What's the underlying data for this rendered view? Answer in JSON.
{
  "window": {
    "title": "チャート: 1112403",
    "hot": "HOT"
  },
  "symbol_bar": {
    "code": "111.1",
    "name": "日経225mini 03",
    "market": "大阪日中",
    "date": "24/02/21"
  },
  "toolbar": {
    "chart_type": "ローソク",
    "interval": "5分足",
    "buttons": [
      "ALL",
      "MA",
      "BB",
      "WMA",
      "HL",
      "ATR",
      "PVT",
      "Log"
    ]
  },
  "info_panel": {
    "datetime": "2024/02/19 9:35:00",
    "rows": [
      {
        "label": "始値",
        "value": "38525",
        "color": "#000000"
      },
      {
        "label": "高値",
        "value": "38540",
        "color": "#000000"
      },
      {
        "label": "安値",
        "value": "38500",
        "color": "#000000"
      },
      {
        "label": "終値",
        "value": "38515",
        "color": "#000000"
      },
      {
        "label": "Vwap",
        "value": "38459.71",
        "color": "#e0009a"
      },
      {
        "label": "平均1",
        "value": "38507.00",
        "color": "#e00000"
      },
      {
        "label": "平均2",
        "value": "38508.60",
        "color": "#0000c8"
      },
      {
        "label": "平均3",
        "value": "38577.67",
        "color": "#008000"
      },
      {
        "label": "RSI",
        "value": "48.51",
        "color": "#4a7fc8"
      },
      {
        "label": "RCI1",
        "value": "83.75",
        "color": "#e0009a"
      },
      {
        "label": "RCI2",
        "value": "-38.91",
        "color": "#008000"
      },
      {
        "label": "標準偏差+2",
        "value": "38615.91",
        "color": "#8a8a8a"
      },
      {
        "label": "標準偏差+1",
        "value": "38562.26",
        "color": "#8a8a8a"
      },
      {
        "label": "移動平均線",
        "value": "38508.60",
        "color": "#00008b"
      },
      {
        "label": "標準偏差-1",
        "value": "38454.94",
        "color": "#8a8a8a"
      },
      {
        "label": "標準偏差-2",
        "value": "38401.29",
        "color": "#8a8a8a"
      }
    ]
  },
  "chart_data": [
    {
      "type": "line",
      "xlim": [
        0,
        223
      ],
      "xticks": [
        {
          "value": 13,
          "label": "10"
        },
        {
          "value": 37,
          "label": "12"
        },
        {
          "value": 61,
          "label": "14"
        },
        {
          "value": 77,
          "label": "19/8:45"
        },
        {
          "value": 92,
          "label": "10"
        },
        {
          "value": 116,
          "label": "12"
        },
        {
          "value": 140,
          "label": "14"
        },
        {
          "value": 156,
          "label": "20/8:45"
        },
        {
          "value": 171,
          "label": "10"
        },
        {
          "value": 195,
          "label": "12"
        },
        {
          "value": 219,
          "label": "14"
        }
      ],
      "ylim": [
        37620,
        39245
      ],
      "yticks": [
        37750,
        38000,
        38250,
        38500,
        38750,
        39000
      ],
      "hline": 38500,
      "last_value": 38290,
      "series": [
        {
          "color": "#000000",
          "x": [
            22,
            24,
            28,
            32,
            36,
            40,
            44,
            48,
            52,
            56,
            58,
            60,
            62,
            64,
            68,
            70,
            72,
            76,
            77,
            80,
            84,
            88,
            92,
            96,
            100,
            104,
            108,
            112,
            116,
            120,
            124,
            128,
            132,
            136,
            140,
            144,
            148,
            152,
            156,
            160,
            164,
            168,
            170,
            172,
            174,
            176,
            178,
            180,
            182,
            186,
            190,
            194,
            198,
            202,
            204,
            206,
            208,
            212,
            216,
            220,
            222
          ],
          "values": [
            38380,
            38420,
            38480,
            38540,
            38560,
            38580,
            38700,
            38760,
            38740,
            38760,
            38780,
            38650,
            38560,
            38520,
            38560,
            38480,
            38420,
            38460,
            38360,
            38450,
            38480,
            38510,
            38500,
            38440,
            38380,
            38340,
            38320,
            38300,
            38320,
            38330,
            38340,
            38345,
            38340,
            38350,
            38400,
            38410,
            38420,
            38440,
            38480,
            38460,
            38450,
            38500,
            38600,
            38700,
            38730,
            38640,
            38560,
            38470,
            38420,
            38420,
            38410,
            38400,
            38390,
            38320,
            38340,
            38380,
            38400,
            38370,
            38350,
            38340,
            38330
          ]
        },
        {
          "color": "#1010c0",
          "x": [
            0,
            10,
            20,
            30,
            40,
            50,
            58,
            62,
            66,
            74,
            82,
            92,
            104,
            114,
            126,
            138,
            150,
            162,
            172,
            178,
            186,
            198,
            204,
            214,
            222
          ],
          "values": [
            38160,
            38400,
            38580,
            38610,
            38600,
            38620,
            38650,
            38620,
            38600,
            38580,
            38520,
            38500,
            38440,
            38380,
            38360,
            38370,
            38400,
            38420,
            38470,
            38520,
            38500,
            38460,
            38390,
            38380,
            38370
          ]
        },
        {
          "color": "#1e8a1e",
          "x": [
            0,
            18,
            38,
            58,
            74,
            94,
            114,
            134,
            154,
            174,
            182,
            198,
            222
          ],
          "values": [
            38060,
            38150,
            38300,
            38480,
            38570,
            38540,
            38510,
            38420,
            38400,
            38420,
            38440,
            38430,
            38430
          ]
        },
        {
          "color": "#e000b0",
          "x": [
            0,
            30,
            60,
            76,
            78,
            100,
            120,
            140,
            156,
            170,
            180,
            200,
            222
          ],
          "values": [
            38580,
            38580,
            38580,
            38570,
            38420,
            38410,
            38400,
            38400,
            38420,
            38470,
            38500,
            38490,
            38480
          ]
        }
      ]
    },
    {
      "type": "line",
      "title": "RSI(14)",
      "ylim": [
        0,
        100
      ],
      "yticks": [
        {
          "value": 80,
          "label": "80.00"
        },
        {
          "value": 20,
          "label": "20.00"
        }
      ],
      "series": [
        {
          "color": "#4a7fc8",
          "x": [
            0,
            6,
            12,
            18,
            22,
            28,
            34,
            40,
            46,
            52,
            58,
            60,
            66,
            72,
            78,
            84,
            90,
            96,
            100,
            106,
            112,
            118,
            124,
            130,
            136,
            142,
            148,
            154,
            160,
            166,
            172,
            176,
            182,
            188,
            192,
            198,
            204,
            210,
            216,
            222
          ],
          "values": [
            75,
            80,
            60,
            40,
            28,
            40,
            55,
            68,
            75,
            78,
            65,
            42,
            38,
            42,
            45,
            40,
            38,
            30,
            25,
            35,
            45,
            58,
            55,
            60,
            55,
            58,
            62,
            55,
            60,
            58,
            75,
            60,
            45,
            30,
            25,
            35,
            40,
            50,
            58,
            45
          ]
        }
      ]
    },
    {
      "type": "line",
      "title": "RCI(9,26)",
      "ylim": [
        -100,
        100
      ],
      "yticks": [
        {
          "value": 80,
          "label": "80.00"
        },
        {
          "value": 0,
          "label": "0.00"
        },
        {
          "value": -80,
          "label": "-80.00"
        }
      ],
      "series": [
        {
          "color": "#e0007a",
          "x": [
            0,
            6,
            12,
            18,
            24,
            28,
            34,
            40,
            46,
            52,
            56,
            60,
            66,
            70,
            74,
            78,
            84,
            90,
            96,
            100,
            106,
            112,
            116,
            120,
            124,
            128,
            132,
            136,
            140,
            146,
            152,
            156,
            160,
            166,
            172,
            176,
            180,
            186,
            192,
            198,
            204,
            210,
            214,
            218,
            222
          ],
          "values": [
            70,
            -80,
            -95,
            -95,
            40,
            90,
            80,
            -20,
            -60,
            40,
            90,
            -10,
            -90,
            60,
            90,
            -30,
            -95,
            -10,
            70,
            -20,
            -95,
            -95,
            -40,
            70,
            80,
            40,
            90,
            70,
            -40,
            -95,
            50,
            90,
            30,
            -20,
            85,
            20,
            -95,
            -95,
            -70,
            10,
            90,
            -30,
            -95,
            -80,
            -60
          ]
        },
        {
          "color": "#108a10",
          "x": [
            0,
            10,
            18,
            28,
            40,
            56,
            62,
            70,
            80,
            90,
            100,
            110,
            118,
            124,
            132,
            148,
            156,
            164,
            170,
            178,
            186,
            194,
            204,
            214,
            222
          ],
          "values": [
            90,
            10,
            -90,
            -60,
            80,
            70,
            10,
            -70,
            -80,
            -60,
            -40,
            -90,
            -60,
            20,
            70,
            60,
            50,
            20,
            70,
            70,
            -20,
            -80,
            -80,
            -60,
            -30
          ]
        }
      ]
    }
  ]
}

* [Written exercise]: Copy out every line of the data that includes "title".

* [Answer]:
    "title": "チャート: 1112403",
      "title": "RSI(14)",
      "title": "RCI(9,26)",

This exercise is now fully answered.